TASK REQUIREMENTS:
Send back the entries below exactly as they appear.

---- DATA FOR THIS TASK

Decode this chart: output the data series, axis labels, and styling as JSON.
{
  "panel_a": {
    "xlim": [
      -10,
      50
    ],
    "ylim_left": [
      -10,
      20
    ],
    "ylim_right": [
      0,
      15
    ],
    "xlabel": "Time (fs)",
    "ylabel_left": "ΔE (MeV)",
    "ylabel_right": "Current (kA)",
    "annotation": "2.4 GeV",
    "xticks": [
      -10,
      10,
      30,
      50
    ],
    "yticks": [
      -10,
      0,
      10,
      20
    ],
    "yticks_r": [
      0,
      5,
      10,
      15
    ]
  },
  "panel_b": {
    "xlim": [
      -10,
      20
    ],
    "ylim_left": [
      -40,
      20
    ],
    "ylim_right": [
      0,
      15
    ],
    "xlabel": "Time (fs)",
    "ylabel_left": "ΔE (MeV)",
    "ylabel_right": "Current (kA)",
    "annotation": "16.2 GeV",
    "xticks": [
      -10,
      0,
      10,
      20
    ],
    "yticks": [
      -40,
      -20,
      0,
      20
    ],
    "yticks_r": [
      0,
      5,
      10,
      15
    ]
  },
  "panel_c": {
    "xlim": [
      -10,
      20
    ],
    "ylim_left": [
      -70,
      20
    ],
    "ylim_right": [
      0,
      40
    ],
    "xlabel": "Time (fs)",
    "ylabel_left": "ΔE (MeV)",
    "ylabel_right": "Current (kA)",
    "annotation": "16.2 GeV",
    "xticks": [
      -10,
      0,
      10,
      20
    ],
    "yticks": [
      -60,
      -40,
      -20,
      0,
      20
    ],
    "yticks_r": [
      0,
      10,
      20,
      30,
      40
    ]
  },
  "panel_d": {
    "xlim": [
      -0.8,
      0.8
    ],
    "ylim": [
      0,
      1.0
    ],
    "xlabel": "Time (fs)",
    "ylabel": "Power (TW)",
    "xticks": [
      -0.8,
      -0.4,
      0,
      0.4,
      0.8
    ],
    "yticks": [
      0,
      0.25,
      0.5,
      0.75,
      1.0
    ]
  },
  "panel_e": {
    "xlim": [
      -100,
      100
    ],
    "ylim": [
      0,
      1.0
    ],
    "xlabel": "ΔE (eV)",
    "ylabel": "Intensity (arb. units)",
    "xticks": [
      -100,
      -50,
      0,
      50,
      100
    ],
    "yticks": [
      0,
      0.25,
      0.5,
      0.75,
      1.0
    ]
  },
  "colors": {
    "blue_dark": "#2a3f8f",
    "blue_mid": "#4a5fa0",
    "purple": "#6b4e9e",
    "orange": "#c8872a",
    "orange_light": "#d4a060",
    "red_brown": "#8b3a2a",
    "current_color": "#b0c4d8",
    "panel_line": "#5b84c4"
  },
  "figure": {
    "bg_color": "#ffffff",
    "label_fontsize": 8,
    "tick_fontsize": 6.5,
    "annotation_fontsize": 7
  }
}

--------

RESULT OF THE TASK:
Decode this chart: output the data series, axis labels, and styling as JSON.
{
  "panel_a": {
    "xlim": [
      -10,
      50
    ],
    "ylim_left": [
      -10,
      20
    ],
    "ylim_right": [
      0,
      15
    ],
    "xlabel": "Time (fs)",
    "ylabel_left": "ΔE (MeV)",
    "ylabel_right": "Current (kA)",
    "annotation": "2.4 GeV",
    "xticks": [
      -10,
      10,
      30,
      50
    ],
    "yticks": [
      -10,
      0,
      10,
      20
    ],
    "yticks_r": [
      0,
      5,
      10,
      15
    ]
  },
  "panel_b": {
    "xlim": [
      -10,
      20
    ],
    "ylim_left": [
      -40,
      20
    ],
    "ylim_right": [
      0,
      15
    ],
    "xlabel": "Time (fs)",
    "ylabel_left": "ΔE (MeV)",
    "ylabel_right": "Current (kA)",
    "annotation": "16.2 GeV",
    "xticks": [
      -10,
      0,
      10,
      20
    ],
    "yticks": [
      -40,
      -20,
      0,
      20
    ],
    "yticks_r": [
      0,
      5,
      10,
      15
    ]
  },
  "panel_c": {
    "xlim": [
      -10,
      20
    ],
    "ylim_left": [
      -70,
      20
    ],
    "ylim_right": [
      0,
      40
    ],
    "xlabel": "Time (fs)",
    "ylabel_left": "ΔE (MeV)",
    "ylabel_right": "Current (kA)",
    "annotation": "16.2 GeV",
    "xticks": [
      -10,
      0,
      10,
      20
    ],
    "yticks": [
      -60,
      -40,
      -20,
      0,
      20
    ],
    "yticks_r": [
      0,
      10,
      20,
      30,
      40
    ]
  },
  "panel_d": {
    "xlim": [
      -0.8,
      0.8
    ],
    "ylim": [
      0,
      1.0
    ],
    "xlabel": "Time (fs)",
    "ylabel": "Power (TW)",
    "xticks": [
      -0.8,
      -0.4,
      0,
      0.4,
      0.8
    ],
    "yticks": [
      0,
      0.25,
      0.5,
      0.75,
      1.0
    ]
  },
  "panel_e": {
    "xlim": [
      -100,
      100
    ],
    "ylim": [
      0,
      1.0
    ],
    "xlabel": "ΔE (eV)",
    "ylabel": "Intensity (arb. units)",
    "xticks": [
      -100,
      -50,
      0,
      50,
      100
    ],
    "yticks": [
      0,
      0.25,
      0.5,
      0.75,
      1.0
    ]
  },
  "colors": {
    "blue_dark": "#2a3f8f",
    "blue_mid": "#4a5fa0",
    "purple": "#6b4e9e",
    "orange": "#c8872a",
    "orange_light": "#d4a060",
    "red_brown": "#8b3a2a",
    "current_color": "#b0c4d8",
    "panel_line": "#5b84c4"
  },
  "figure": {
    "bg_color": "#ffffff",
    "label_fontsize": 8,
    "tick_fontsize": 6.5,
    "annotation_fontsize": 7
  }
}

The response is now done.